== Dataset records

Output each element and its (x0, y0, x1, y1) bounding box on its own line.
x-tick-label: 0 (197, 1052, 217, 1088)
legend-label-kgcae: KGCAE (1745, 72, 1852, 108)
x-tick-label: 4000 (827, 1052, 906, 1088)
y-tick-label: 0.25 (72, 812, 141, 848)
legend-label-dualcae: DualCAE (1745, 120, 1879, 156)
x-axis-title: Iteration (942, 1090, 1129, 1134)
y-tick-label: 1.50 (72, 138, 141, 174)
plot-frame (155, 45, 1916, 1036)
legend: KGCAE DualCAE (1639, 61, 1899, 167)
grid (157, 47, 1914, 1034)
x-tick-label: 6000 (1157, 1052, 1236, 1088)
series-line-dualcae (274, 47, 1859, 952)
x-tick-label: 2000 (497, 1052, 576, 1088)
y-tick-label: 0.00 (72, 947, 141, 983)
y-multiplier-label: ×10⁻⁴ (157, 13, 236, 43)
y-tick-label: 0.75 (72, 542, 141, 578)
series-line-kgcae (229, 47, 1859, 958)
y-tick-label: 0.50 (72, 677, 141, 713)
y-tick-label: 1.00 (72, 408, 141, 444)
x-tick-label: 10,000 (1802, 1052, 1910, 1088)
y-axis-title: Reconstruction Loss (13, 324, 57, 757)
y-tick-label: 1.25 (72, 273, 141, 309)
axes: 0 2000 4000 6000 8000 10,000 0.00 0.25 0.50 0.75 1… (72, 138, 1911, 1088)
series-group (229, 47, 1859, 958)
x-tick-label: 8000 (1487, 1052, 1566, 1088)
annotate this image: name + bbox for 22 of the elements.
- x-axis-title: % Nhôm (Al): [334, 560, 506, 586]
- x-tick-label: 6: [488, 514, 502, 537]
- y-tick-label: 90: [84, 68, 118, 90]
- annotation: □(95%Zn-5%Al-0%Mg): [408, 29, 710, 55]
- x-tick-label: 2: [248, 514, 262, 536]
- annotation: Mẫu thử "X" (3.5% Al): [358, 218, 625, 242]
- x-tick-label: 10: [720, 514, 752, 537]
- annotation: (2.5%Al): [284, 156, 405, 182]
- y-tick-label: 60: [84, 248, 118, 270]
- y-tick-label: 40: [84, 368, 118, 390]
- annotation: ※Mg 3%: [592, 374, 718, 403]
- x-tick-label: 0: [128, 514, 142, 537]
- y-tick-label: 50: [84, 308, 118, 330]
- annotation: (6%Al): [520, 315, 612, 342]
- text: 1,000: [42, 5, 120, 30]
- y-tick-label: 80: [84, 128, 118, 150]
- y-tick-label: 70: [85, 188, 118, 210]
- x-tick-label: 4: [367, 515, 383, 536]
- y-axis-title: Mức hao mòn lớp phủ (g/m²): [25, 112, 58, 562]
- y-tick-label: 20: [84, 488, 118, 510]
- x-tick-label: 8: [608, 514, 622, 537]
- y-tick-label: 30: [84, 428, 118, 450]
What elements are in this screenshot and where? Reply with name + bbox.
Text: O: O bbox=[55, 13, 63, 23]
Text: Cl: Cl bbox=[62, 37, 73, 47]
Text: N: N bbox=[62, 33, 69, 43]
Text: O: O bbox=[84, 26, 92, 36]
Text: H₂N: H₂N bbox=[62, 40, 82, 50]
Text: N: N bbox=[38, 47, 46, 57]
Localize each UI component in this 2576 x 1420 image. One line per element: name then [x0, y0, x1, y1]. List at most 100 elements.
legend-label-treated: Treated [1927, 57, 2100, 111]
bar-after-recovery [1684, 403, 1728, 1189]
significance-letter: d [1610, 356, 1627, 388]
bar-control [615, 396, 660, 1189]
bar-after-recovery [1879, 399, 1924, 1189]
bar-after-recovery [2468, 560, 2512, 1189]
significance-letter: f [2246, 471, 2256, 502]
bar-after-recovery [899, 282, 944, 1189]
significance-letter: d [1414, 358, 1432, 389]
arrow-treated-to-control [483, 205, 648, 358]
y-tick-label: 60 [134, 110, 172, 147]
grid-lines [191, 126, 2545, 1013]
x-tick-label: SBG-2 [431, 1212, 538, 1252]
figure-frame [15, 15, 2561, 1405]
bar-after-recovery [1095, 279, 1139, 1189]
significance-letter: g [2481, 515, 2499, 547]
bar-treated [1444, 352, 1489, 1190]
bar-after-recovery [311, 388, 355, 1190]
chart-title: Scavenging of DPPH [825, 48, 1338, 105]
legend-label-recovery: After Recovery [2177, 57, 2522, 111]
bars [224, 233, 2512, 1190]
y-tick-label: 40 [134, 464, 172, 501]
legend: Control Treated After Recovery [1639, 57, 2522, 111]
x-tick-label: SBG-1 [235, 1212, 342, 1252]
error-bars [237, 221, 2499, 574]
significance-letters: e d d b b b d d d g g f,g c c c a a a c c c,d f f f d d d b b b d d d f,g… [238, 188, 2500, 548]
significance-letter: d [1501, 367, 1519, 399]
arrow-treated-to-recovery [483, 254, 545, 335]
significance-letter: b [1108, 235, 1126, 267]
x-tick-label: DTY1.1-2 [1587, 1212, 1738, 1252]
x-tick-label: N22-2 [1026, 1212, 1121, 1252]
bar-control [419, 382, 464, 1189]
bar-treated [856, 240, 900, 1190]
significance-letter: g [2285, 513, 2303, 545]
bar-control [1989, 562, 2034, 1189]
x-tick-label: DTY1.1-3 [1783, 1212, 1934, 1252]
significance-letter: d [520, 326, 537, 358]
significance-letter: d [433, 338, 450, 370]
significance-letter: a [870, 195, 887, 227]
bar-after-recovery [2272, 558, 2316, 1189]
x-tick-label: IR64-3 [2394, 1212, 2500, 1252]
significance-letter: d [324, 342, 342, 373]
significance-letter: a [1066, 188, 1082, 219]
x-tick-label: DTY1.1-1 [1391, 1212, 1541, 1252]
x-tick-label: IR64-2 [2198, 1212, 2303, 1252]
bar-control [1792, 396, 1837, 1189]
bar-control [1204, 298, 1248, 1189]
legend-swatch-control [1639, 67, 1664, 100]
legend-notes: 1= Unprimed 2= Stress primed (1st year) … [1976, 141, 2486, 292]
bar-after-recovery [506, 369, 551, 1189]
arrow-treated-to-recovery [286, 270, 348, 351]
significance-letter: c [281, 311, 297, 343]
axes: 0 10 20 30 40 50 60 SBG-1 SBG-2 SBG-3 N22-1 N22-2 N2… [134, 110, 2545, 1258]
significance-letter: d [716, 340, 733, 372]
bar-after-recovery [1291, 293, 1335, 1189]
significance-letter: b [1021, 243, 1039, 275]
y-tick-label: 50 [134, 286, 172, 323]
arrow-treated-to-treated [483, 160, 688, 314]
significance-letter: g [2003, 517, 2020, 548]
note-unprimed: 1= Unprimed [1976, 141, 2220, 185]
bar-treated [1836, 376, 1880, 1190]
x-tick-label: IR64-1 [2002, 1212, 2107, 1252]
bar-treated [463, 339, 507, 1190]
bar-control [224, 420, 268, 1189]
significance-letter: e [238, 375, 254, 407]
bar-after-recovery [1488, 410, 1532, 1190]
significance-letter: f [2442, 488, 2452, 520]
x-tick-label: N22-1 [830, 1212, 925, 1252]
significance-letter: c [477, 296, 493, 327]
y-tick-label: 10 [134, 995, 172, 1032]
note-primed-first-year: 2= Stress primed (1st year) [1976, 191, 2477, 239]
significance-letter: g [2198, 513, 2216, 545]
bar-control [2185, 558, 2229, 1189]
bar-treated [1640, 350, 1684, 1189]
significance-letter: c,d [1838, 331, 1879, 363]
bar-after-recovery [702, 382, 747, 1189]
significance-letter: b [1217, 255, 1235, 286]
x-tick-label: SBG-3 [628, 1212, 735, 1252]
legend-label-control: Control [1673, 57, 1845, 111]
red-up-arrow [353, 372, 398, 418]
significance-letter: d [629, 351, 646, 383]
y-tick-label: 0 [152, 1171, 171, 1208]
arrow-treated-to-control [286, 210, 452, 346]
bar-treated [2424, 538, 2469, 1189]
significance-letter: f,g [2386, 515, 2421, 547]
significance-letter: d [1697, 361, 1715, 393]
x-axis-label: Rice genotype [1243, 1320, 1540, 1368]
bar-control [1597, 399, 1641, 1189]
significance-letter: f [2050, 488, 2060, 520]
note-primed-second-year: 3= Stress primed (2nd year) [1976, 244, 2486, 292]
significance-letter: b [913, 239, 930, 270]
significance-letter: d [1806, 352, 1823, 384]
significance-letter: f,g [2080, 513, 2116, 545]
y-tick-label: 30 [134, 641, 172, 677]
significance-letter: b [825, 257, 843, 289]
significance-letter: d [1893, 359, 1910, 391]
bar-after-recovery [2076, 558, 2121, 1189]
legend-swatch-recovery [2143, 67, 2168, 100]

====

Task goal:
Retype the data word for word, starting with its first line and going on through the line that contains "x-tick-label: 8000 (1487, 1052, 1566, 1088)".

Exercise output:
Output each element and its (x0, y0, x1, y1) bounding box on its own line.
x-tick-label: 0 (197, 1052, 217, 1088)
legend-label-kgcae: KGCAE (1745, 72, 1852, 108)
x-tick-label: 4000 (827, 1052, 906, 1088)
y-tick-label: 0.25 (72, 812, 141, 848)
legend-label-dualcae: DualCAE (1745, 120, 1879, 156)
x-axis-title: Iteration (942, 1090, 1129, 1134)
y-tick-label: 1.50 (72, 138, 141, 174)
plot-frame (155, 45, 1916, 1036)
legend: KGCAE DualCAE (1639, 61, 1899, 167)
grid (157, 47, 1914, 1034)
x-tick-label: 6000 (1157, 1052, 1236, 1088)
series-line-dualcae (274, 47, 1859, 952)
x-tick-label: 2000 (497, 1052, 576, 1088)
y-tick-label: 0.00 (72, 947, 141, 983)
y-multiplier-label: ×10⁻⁴ (157, 13, 236, 43)
y-tick-label: 0.75 (72, 542, 141, 578)
series-line-kgcae (229, 47, 1859, 958)
y-tick-label: 0.50 (72, 677, 141, 713)
y-tick-label: 1.00 (72, 408, 141, 444)
x-tick-label: 10,000 (1802, 1052, 1910, 1088)
y-axis-title: Reconstruction Loss (13, 324, 57, 757)
y-tick-label: 1.25 (72, 273, 141, 309)
axes: 0 2000 4000 6000 8000 10,000 0.00 0.25 0.50 0.75 1… (72, 138, 1911, 1088)
series-group (229, 47, 1859, 958)
x-tick-label: 8000 (1487, 1052, 1566, 1088)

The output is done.